(Data listing)
↓↓↓
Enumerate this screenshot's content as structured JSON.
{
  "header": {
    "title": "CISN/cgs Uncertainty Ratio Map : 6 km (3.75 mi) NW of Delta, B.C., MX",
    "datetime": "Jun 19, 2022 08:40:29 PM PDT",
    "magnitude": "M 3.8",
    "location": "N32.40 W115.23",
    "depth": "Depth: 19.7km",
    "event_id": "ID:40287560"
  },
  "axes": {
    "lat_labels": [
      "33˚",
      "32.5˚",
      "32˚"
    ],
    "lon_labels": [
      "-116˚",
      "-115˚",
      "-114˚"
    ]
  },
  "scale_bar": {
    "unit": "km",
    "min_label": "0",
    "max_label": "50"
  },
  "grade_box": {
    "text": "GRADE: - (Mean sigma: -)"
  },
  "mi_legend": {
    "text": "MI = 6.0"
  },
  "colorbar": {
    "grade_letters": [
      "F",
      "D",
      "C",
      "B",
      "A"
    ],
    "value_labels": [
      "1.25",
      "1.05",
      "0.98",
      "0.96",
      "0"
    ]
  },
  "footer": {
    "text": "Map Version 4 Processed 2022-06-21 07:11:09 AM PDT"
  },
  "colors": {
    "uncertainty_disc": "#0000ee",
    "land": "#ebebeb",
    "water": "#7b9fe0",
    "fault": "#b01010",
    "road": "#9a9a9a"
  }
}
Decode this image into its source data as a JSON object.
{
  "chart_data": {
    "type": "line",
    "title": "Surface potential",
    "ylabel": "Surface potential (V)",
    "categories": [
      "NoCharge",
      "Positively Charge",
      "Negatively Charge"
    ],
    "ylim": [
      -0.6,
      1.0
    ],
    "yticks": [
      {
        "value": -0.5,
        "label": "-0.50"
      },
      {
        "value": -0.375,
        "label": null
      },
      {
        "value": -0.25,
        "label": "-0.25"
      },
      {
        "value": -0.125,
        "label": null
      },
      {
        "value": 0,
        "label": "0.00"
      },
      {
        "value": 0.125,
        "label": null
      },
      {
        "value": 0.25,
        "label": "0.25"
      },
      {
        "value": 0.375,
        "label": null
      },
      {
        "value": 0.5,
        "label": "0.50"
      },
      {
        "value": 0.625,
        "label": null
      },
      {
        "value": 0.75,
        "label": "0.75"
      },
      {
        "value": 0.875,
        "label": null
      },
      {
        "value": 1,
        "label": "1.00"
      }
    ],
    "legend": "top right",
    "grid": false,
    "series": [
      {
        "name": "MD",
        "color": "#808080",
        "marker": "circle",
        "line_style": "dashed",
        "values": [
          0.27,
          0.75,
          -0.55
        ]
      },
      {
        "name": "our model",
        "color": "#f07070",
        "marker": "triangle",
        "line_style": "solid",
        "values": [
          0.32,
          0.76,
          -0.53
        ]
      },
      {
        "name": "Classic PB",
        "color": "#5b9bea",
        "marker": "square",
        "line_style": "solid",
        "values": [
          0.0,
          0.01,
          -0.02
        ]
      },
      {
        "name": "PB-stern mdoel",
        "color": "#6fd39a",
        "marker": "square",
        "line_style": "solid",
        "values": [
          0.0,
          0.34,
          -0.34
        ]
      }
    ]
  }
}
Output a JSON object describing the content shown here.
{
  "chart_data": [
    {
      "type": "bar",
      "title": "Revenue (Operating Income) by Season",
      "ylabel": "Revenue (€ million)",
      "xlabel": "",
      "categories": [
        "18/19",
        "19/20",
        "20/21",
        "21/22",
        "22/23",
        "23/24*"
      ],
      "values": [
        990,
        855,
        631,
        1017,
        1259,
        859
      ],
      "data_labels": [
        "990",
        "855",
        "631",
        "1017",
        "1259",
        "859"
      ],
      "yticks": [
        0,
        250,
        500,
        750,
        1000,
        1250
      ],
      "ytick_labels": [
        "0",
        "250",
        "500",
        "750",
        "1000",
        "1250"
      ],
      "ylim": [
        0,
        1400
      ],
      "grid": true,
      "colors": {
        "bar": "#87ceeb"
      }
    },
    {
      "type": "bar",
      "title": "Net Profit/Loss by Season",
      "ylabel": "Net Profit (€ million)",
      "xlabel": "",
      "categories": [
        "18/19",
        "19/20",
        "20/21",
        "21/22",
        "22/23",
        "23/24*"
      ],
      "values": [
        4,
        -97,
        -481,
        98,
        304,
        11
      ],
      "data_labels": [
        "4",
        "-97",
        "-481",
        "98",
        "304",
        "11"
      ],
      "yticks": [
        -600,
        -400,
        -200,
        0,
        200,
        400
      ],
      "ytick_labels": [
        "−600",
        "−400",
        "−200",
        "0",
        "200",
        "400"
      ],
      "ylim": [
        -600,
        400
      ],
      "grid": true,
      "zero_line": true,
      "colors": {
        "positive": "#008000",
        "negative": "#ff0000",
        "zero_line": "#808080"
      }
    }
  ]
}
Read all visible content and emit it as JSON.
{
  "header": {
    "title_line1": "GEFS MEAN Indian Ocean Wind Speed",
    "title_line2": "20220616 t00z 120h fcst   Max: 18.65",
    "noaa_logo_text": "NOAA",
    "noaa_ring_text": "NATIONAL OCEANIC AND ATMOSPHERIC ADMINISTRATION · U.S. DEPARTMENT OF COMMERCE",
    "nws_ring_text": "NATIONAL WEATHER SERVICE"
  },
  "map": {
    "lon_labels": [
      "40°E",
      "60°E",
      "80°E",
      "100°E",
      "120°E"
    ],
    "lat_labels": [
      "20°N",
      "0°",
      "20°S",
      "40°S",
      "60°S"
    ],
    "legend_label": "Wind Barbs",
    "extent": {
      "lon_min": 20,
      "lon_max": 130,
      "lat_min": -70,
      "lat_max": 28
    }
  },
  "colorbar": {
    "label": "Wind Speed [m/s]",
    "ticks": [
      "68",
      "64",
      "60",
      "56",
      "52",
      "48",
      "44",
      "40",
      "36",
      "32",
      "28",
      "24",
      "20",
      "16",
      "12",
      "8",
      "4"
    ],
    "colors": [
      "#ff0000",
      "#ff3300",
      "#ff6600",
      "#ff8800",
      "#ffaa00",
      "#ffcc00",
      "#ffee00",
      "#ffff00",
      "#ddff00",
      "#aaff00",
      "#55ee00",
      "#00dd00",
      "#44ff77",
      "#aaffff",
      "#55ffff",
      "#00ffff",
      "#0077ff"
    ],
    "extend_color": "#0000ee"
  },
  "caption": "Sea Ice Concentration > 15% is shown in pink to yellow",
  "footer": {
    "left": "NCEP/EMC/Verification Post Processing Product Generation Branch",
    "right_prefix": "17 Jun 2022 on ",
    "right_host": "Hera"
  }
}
↑↑↑
PROBLEM TO WORK ON: Where does the word "JSON" appear in the listing? List each line that holds it.

TASK SOLUTION:
Enumerate this screenshot's content as structured JSON.
Decode this image into its source data as a JSON object.
Output a JSON object describing the content shown here.
Read all visible content and emit it as JSON.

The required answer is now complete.